Figure dataset records:
※ ※ ※

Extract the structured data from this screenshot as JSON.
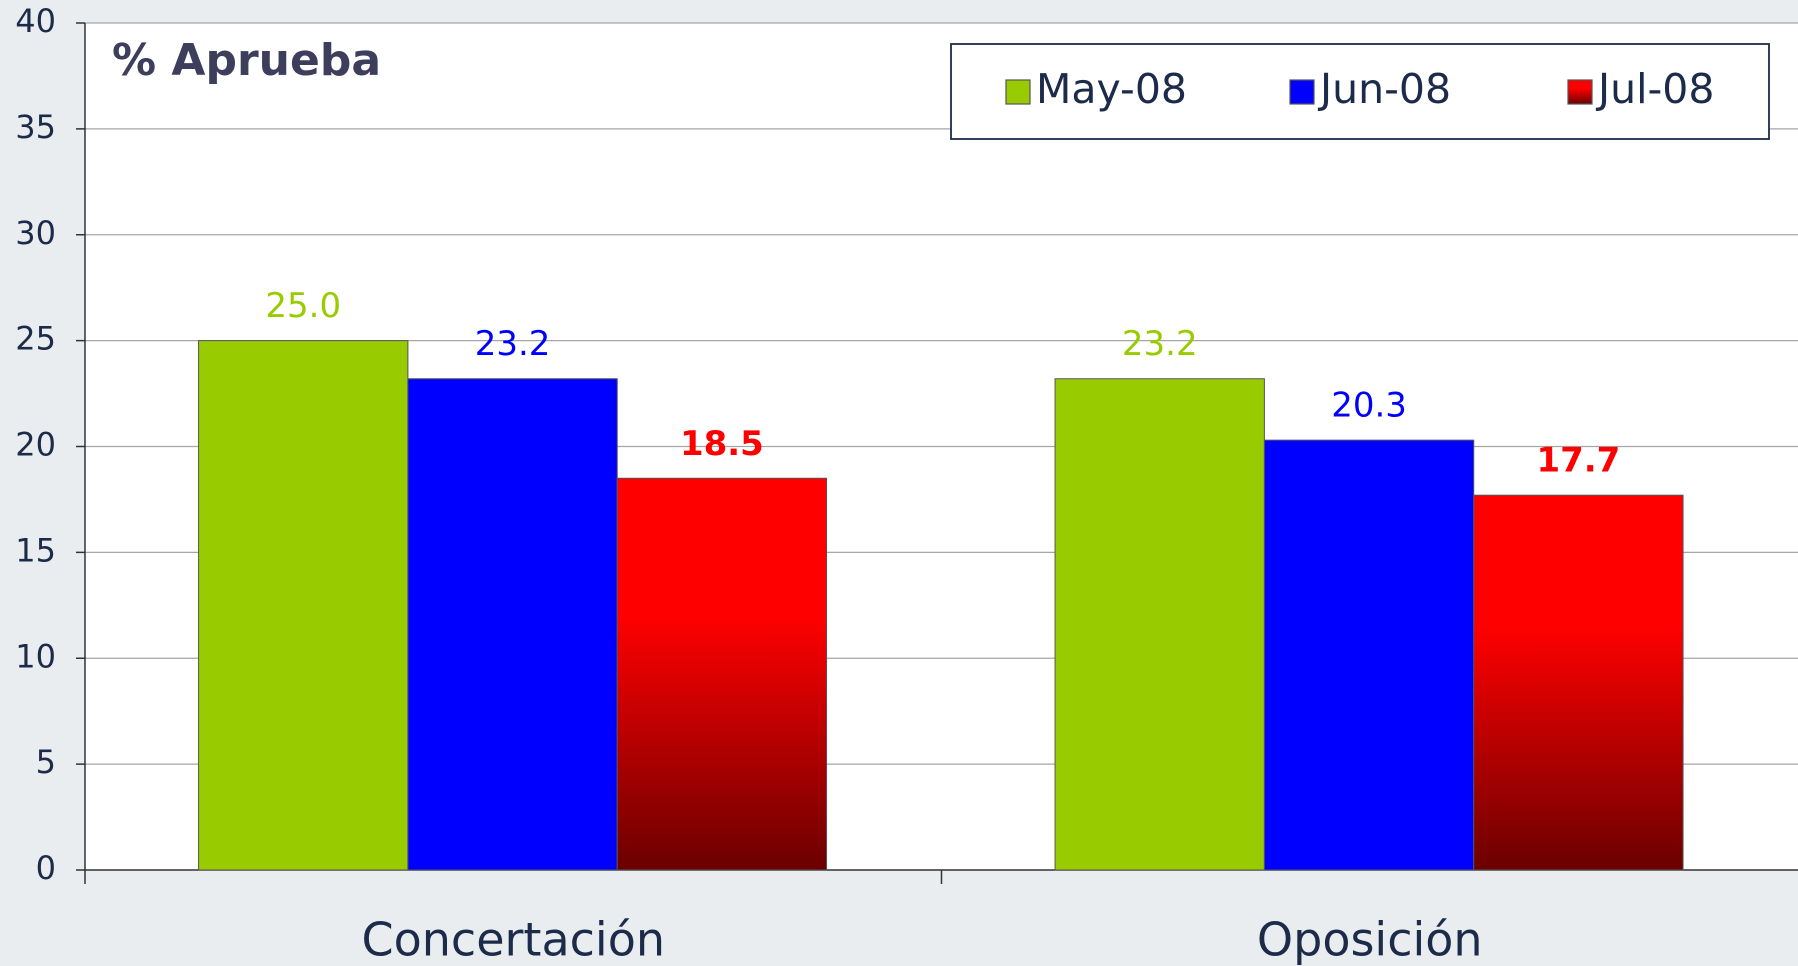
{
  "chart_data": {
    "type": "bar",
    "title": "% Aprueba",
    "categories": [
      "Concertación",
      "Oposición"
    ],
    "series": [
      {
        "name": "May-08",
        "color": "#99cc00",
        "values": [
          25.0,
          23.2
        ],
        "value_labels": [
          "25.0",
          "23.2"
        ]
      },
      {
        "name": "Jun-08",
        "color": "#0000ff",
        "values": [
          23.2,
          20.3
        ],
        "value_labels": [
          "23.2",
          "20.3"
        ]
      },
      {
        "name": "Jul-08",
        "color": "#ff0000",
        "values": [
          18.5,
          17.7
        ],
        "value_labels": [
          "18.5",
          "17.7"
        ]
      }
    ],
    "ylim": [
      0,
      40
    ],
    "yticks": [
      0,
      5,
      10,
      15,
      20,
      25,
      30,
      35,
      40
    ],
    "grid": true,
    "legend": "top-right"
  }
}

※ ※ ※

Images in the data above are to be skipped. Retype all other material exactly.

Extract the structured data from this screenshot as JSON.
{
  "chart_data": {
    "type": "bar",
    "title": "% Aprueba",
    "categories": [
      "Concertación",
      "Oposición"
    ],
    "series": [
      {
        "name": "May-08",
        "color": "#99cc00",
        "values": [
          25.0,
          23.2
        ],
        "value_labels": [
          "25.0",
          "23.2"
        ]
      },
      {
        "name": "Jun-08",
        "color": "#0000ff",
        "values": [
          23.2,
          20.3
        ],
        "value_labels": [
          "23.2",
          "20.3"
        ]
      },
      {
        "name": "Jul-08",
        "color": "#ff0000",
        "values": [
          18.5,
          17.7
        ],
        "value_labels": [
          "18.5",
          "17.7"
        ]
      }
    ],
    "ylim": [
      0,
      40
    ],
    "yticks": [
      0,
      5,
      10,
      15,
      20,
      25,
      30,
      35,
      40
    ],
    "grid": true,
    "legend": "top-right"
  }
}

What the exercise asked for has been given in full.